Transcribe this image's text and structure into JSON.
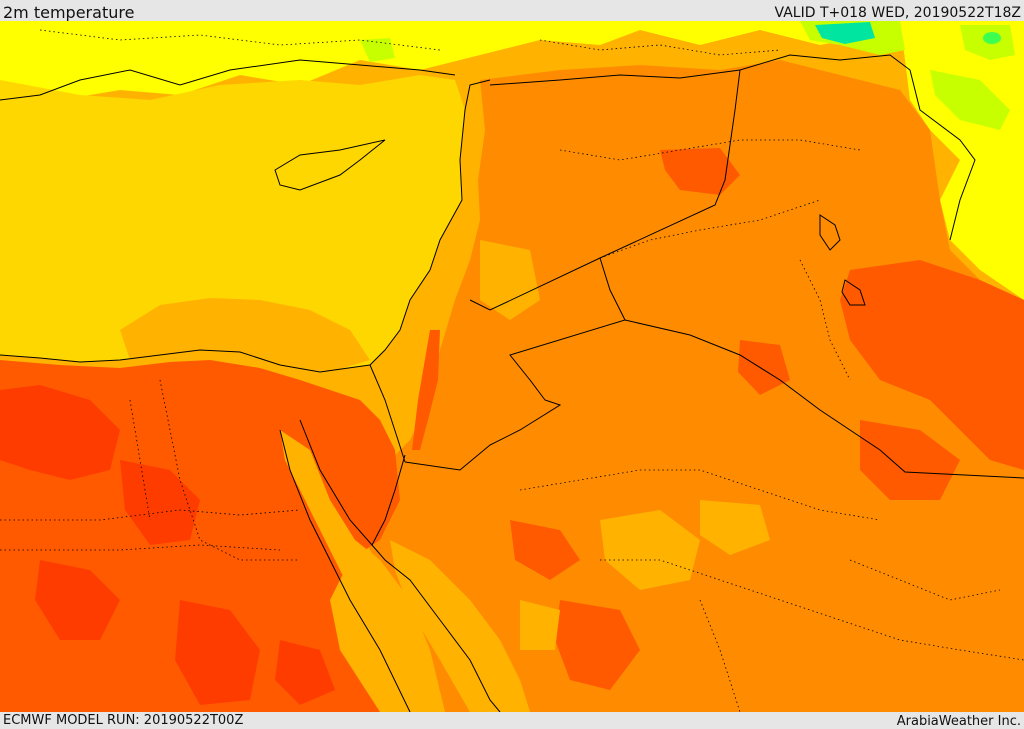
{
  "header": {
    "field_title": "2m temperature",
    "valid_time": "VALID T+018 WED, 20190522T18Z"
  },
  "footer": {
    "model_run": "ECMWF MODEL RUN: 20190522T00Z",
    "credit": "ArabiaWeather Inc."
  },
  "colors": {
    "sea_yellow": "#ffd700",
    "bright_yellow": "#ffff00",
    "light_orange": "#ffb300",
    "orange": "#ff8c00",
    "dark_orange": "#ff5a00",
    "red_orange": "#ff3c00",
    "yellow_green": "#c8ff00",
    "green": "#3cff50",
    "cyan_green": "#00e6a0",
    "border": "#000000"
  }
}
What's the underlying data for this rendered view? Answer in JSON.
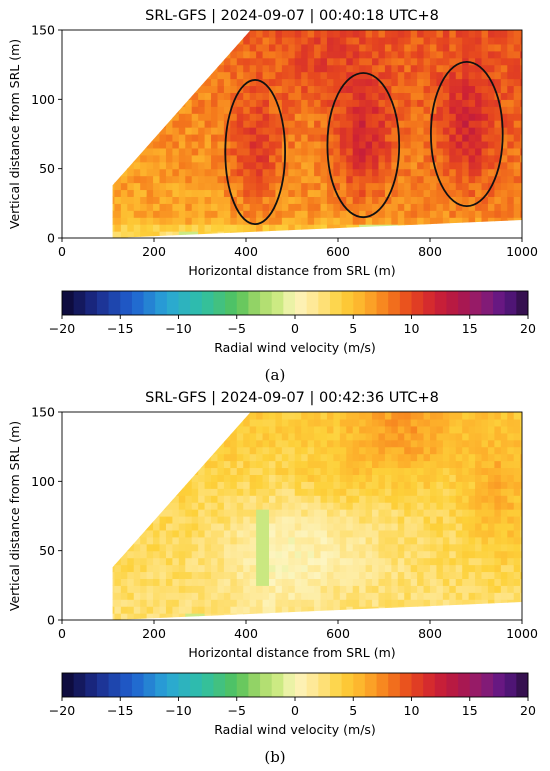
{
  "chart_data": [
    {
      "type": "heatmap",
      "panel_label": "(a)",
      "title": "SRL-GFS | 2024-09-07 | 00:40:18 UTC+8",
      "xlabel": "Horizontal distance from SRL (m)",
      "ylabel": "Vertical distance from SRL (m)",
      "xlim": [
        0,
        1000
      ],
      "ylim": [
        0,
        150
      ],
      "xticks": [
        "0",
        "200",
        "400",
        "600",
        "800",
        "1000"
      ],
      "yticks": [
        "0",
        "50",
        "100",
        "150"
      ],
      "colorbar": {
        "label": "Radial wind velocity (m/s)",
        "range": [
          -20,
          20
        ],
        "ticks": [
          "−20",
          "−15",
          "−10",
          "−5",
          "0",
          "5",
          "10",
          "15",
          "20"
        ]
      },
      "coverage_polygon": [
        [
          110,
          38
        ],
        [
          410,
          150
        ],
        [
          1000,
          150
        ],
        [
          1000,
          13
        ],
        [
          110,
          0
        ]
      ],
      "field_samples": [
        {
          "x": 150,
          "y": 25,
          "velocity": 5
        },
        {
          "x": 250,
          "y": 40,
          "velocity": 7
        },
        {
          "x": 420,
          "y": 60,
          "velocity": 10
        },
        {
          "x": 650,
          "y": 70,
          "velocity": 11
        },
        {
          "x": 880,
          "y": 75,
          "velocity": 11
        },
        {
          "x": 550,
          "y": 120,
          "velocity": 9
        },
        {
          "x": 800,
          "y": 30,
          "velocity": 6
        },
        {
          "x": 300,
          "y": 5,
          "velocity": 4
        }
      ],
      "annotations": [
        {
          "type": "ellipse",
          "cx": 420,
          "cy": 62,
          "rx": 65,
          "ry": 52
        },
        {
          "type": "ellipse",
          "cx": 655,
          "cy": 67,
          "rx": 78,
          "ry": 52
        },
        {
          "type": "ellipse",
          "cx": 880,
          "cy": 75,
          "rx": 78,
          "ry": 52
        }
      ]
    },
    {
      "type": "heatmap",
      "panel_label": "(b)",
      "title": "SRL-GFS | 2024-09-07 | 00:42:36 UTC+8",
      "xlabel": "Horizontal distance from SRL (m)",
      "ylabel": "Vertical distance from SRL (m)",
      "xlim": [
        0,
        1000
      ],
      "ylim": [
        0,
        150
      ],
      "xticks": [
        "0",
        "200",
        "400",
        "600",
        "800",
        "1000"
      ],
      "yticks": [
        "0",
        "50",
        "100",
        "150"
      ],
      "colorbar": {
        "label": "Radial wind velocity (m/s)",
        "range": [
          -20,
          20
        ],
        "ticks": [
          "−20",
          "−15",
          "−10",
          "−5",
          "0",
          "5",
          "10",
          "15",
          "20"
        ]
      },
      "coverage_polygon": [
        [
          110,
          38
        ],
        [
          410,
          150
        ],
        [
          1000,
          150
        ],
        [
          1000,
          13
        ],
        [
          110,
          0
        ]
      ],
      "field_samples": [
        {
          "x": 200,
          "y": 40,
          "velocity": 3
        },
        {
          "x": 400,
          "y": 60,
          "velocity": 1
        },
        {
          "x": 600,
          "y": 50,
          "velocity": 1
        },
        {
          "x": 750,
          "y": 130,
          "velocity": 5
        },
        {
          "x": 950,
          "y": 90,
          "velocity": 6
        }
      ]
    }
  ]
}
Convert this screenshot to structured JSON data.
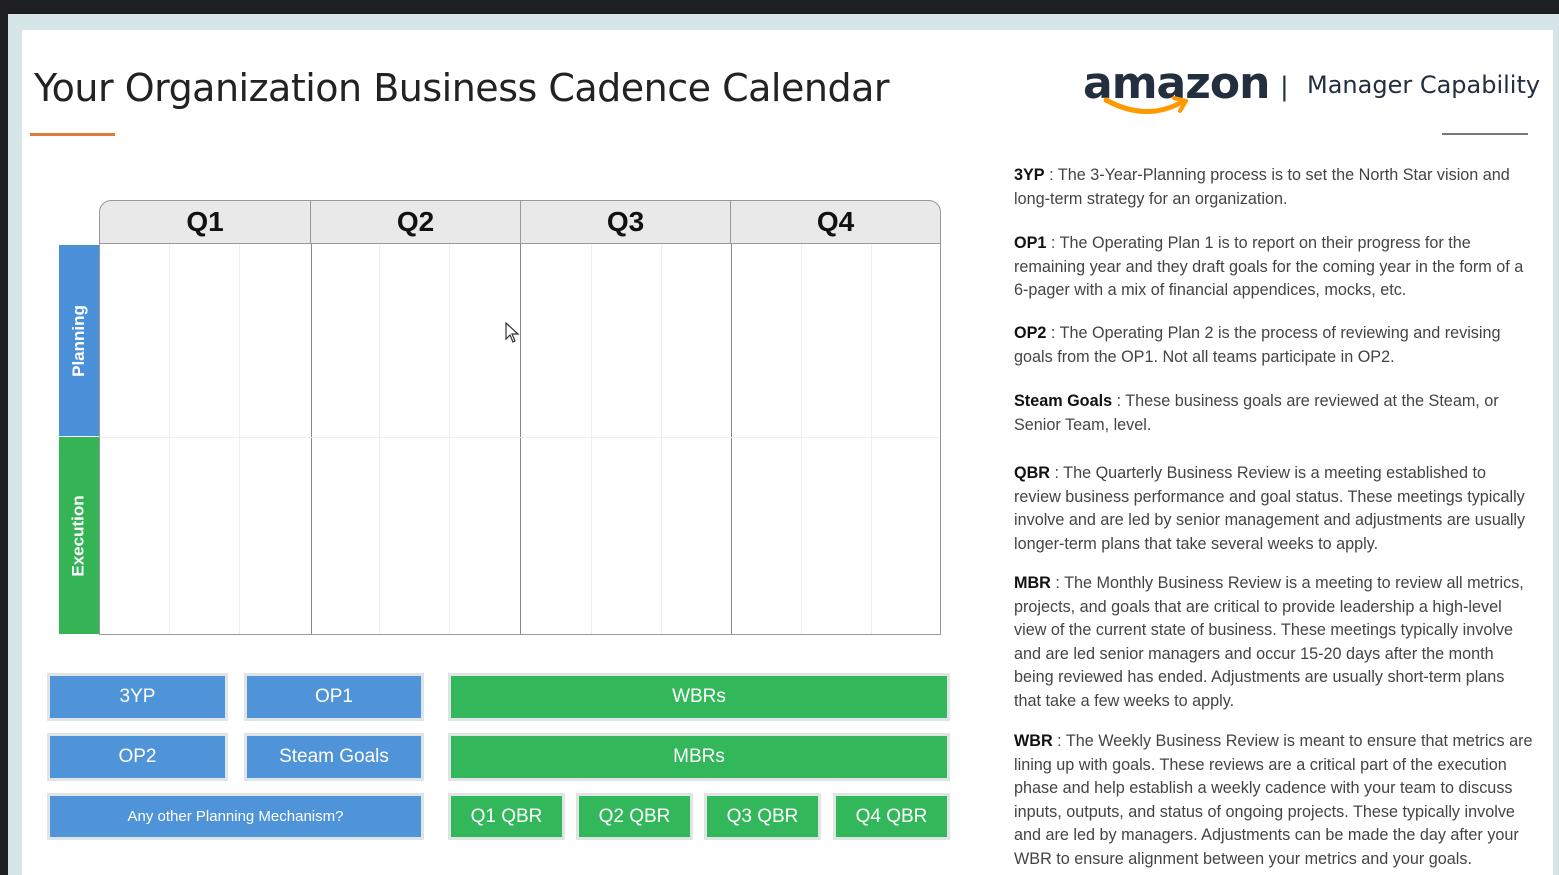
{
  "title": "Your Organization Business Cadence Calendar",
  "brand": {
    "logo_text": "amazon",
    "separator": "|",
    "tagline": "Manager Capability"
  },
  "calendar": {
    "quarters": [
      "Q1",
      "Q2",
      "Q3",
      "Q4"
    ],
    "rows": [
      "Planning",
      "Execution"
    ]
  },
  "legend_buttons": {
    "b3yp": "3YP",
    "op1": "OP1",
    "op2": "OP2",
    "steam": "Steam Goals",
    "other": "Any other Planning Mechanism?",
    "wbrs": "WBRs",
    "mbrs": "MBRs",
    "q1": "Q1 QBR",
    "q2": "Q2 QBR",
    "q3": "Q3 QBR",
    "q4": "Q4 QBR"
  },
  "definitions": [
    {
      "term": "3YP",
      "text": " : The 3-Year-Planning process is to set the North Star vision and long-term strategy for an organization."
    },
    {
      "term": "OP1",
      "text": " : The Operating Plan 1 is to report on their progress for the remaining year and they draft goals for the coming year in the form of a 6-pager with a mix of financial appendices, mocks, etc."
    },
    {
      "term": "OP2",
      "text": " : The Operating Plan 2 is the process of reviewing and revising goals from the OP1. Not all teams participate in OP2."
    },
    {
      "term": "Steam Goals",
      "text": " : These business goals are reviewed at the Steam, or Senior Team, level."
    },
    {
      "term": "QBR",
      "text": " : The Quarterly Business Review is a meeting established to review business performance and goal status. These meetings typically involve and are led by senior management and adjustments are usually longer-term plans that take several weeks to apply."
    },
    {
      "term": "MBR",
      "text": " : The Monthly Business Review is a meeting to review all metrics, projects, and goals that are critical to provide leadership a high-level view of the current state of business. These meetings typically involve and are led senior managers and occur 15-20 days after the month being reviewed has ended. Adjustments are usually short-term plans that take a few weeks to apply."
    },
    {
      "term": "WBR",
      "text": " : The Weekly Business Review is meant to ensure that metrics are lining up with goals. These reviews are a critical part of the execution phase and help establish a weekly cadence with your team to discuss inputs, outputs, and status of ongoing projects. These typically involve and are led by managers. Adjustments can be made the day after your WBR to ensure alignment between your metrics and your goals."
    }
  ],
  "colors": {
    "planning": "#4a90d9",
    "execution": "#34b454",
    "accent": "#e07a3a",
    "brand_smile": "#ff9900"
  }
}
□ □ □ □ □ □ □
GIVEN PROBLEM:
Reproduce every entry exactly, but omit each picture.

WRITTEN SOLUTION:
Transcribe this image's text and structure into JSON.
{
  "header": {
    "field_title": "2m temperature",
    "valid_time": "VALID T+018 WED, 20190522T18Z"
  },
  "footer": {
    "model_run": "ECMWF MODEL RUN: 20190522T00Z",
    "credit": "ArabiaWeather Inc."
  },
  "colors": {
    "sea_yellow": "#ffd700",
    "bright_yellow": "#ffff00",
    "light_orange": "#ffb300",
    "orange": "#ff8c00",
    "dark_orange": "#ff5a00",
    "red_orange": "#ff3c00",
    "yellow_green": "#c8ff00",
    "green": "#3cff50",
    "cyan_green": "#00e6a0",
    "border": "#000000"
  }
}
What's the underlying data for this rendered view? Answer in JSON.
{
  "chart_data": [
    {
      "type": "heatmap",
      "panel_label": "(a)",
      "title": "SRL-GFS | 2024-09-07 | 00:40:18 UTC+8",
      "xlabel": "Horizontal distance from SRL (m)",
      "ylabel": "Vertical distance from SRL (m)",
      "xlim": [
        0,
        1000
      ],
      "ylim": [
        0,
        150
      ],
      "xticks": [
        "0",
        "200",
        "400",
        "600",
        "800",
        "1000"
      ],
      "yticks": [
        "0",
        "50",
        "100",
        "150"
      ],
      "colorbar": {
        "label": "Radial wind velocity (m/s)",
        "range": [
          -20,
          20
        ],
        "ticks": [
          "−20",
          "−15",
          "−10",
          "−5",
          "0",
          "5",
          "10",
          "15",
          "20"
        ]
      },
      "coverage_polygon": [
        [
          110,
          38
        ],
        [
          410,
          150
        ],
        [
          1000,
          150
        ],
        [
          1000,
          13
        ],
        [
          110,
          0
        ]
      ],
      "field_samples": [
        {
          "x": 150,
          "y": 25,
          "velocity": 5
        },
        {
          "x": 250,
          "y": 40,
          "velocity": 7
        },
        {
          "x": 420,
          "y": 60,
          "velocity": 10
        },
        {
          "x": 650,
          "y": 70,
          "velocity": 11
        },
        {
          "x": 880,
          "y": 75,
          "velocity": 11
        },
        {
          "x": 550,
          "y": 120,
          "velocity": 9
        },
        {
          "x": 800,
          "y": 30,
          "velocity": 6
        },
        {
          "x": 300,
          "y": 5,
          "velocity": 4
        }
      ],
      "annotations": [
        {
          "type": "ellipse",
          "cx": 420,
          "cy": 62,
          "rx": 65,
          "ry": 52
        },
        {
          "type": "ellipse",
          "cx": 655,
          "cy": 67,
          "rx": 78,
          "ry": 52
        },
        {
          "type": "ellipse",
          "cx": 880,
          "cy": 75,
          "rx": 78,
          "ry": 52
        }
      ]
    },
    {
      "type": "heatmap",
      "panel_label": "(b)",
      "title": "SRL-GFS | 2024-09-07 | 00:42:36 UTC+8",
      "xlabel": "Horizontal distance from SRL (m)",
      "ylabel": "Vertical distance from SRL (m)",
      "xlim": [
        0,
        1000
      ],
      "ylim": [
        0,
        150
      ],
      "xticks": [
        "0",
        "200",
        "400",
        "600",
        "800",
        "1000"
      ],
      "yticks": [
        "0",
        "50",
        "100",
        "150"
      ],
      "colorbar": {
        "label": "Radial wind velocity (m/s)",
        "range": [
          -20,
          20
        ],
        "ticks": [
          "−20",
          "−15",
          "−10",
          "−5",
          "0",
          "5",
          "10",
          "15",
          "20"
        ]
      },
      "coverage_polygon": [
        [
          110,
          38
        ],
        [
          410,
          150
        ],
        [
          1000,
          150
        ],
        [
          1000,
          13
        ],
        [
          110,
          0
        ]
      ],
      "field_samples": [
        {
          "x": 200,
          "y": 40,
          "velocity": 3
        },
        {
          "x": 400,
          "y": 60,
          "velocity": 1
        },
        {
          "x": 600,
          "y": 50,
          "velocity": 1
        },
        {
          "x": 750,
          "y": 130,
          "velocity": 5
        },
        {
          "x": 950,
          "y": 90,
          "velocity": 6
        }
      ]
    }
  ]
}
Convert this screenshot to structured JSON data.
{
  "title": "Your Organization Business Cadence Calendar",
  "brand": {
    "logo_text": "amazon",
    "separator": "|",
    "tagline": "Manager Capability"
  },
  "calendar": {
    "quarters": [
      "Q1",
      "Q2",
      "Q3",
      "Q4"
    ],
    "rows": [
      "Planning",
      "Execution"
    ]
  },
  "legend_buttons": {
    "b3yp": "3YP",
    "op1": "OP1",
    "op2": "OP2",
    "steam": "Steam Goals",
    "other": "Any other Planning Mechanism?",
    "wbrs": "WBRs",
    "mbrs": "MBRs",
    "q1": "Q1 QBR",
    "q2": "Q2 QBR",
    "q3": "Q3 QBR",
    "q4": "Q4 QBR"
  },
  "definitions": [
    {
      "term": "3YP",
      "text": " : The 3-Year-Planning process is to set the North Star vision and long-term strategy for an organization."
    },
    {
      "term": "OP1",
      "text": " : The Operating Plan 1 is to report on their progress for the remaining year and they draft goals for the coming year in the form of a 6-pager with a mix of financial appendices, mocks, etc."
    },
    {
      "term": "OP2",
      "text": " : The Operating Plan 2 is the process of reviewing and revising goals from the OP1. Not all teams participate in OP2."
    },
    {
      "term": "Steam Goals",
      "text": " : These business goals are reviewed at the Steam, or Senior Team, level."
    },
    {
      "term": "QBR",
      "text": " : The Quarterly Business Review is a meeting established to review business performance and goal status. These meetings typically involve and are led by senior management and adjustments are usually longer-term plans that take several weeks to apply."
    },
    {
      "term": "MBR",
      "text": " : The Monthly Business Review is a meeting to review all metrics, projects, and goals that are critical to provide leadership a high-level view of the current state of business. These meetings typically involve and are led senior managers and occur 15-20 days after the month being reviewed has ended. Adjustments are usually short-term plans that take a few weeks to apply."
    },
    {
      "term": "WBR",
      "text": " : The Weekly Business Review is meant to ensure that metrics are lining up with goals. These reviews are a critical part of the execution phase and help establish a weekly cadence with your team to discuss inputs, outputs, and status of ongoing projects. These typically involve and are led by managers. Adjustments can be made the day after your WBR to ensure alignment between your metrics and your goals."
    }
  ],
  "colors": {
    "planning": "#4a90d9",
    "execution": "#34b454",
    "accent": "#e07a3a",
    "brand_smile": "#ff9900"
  }
}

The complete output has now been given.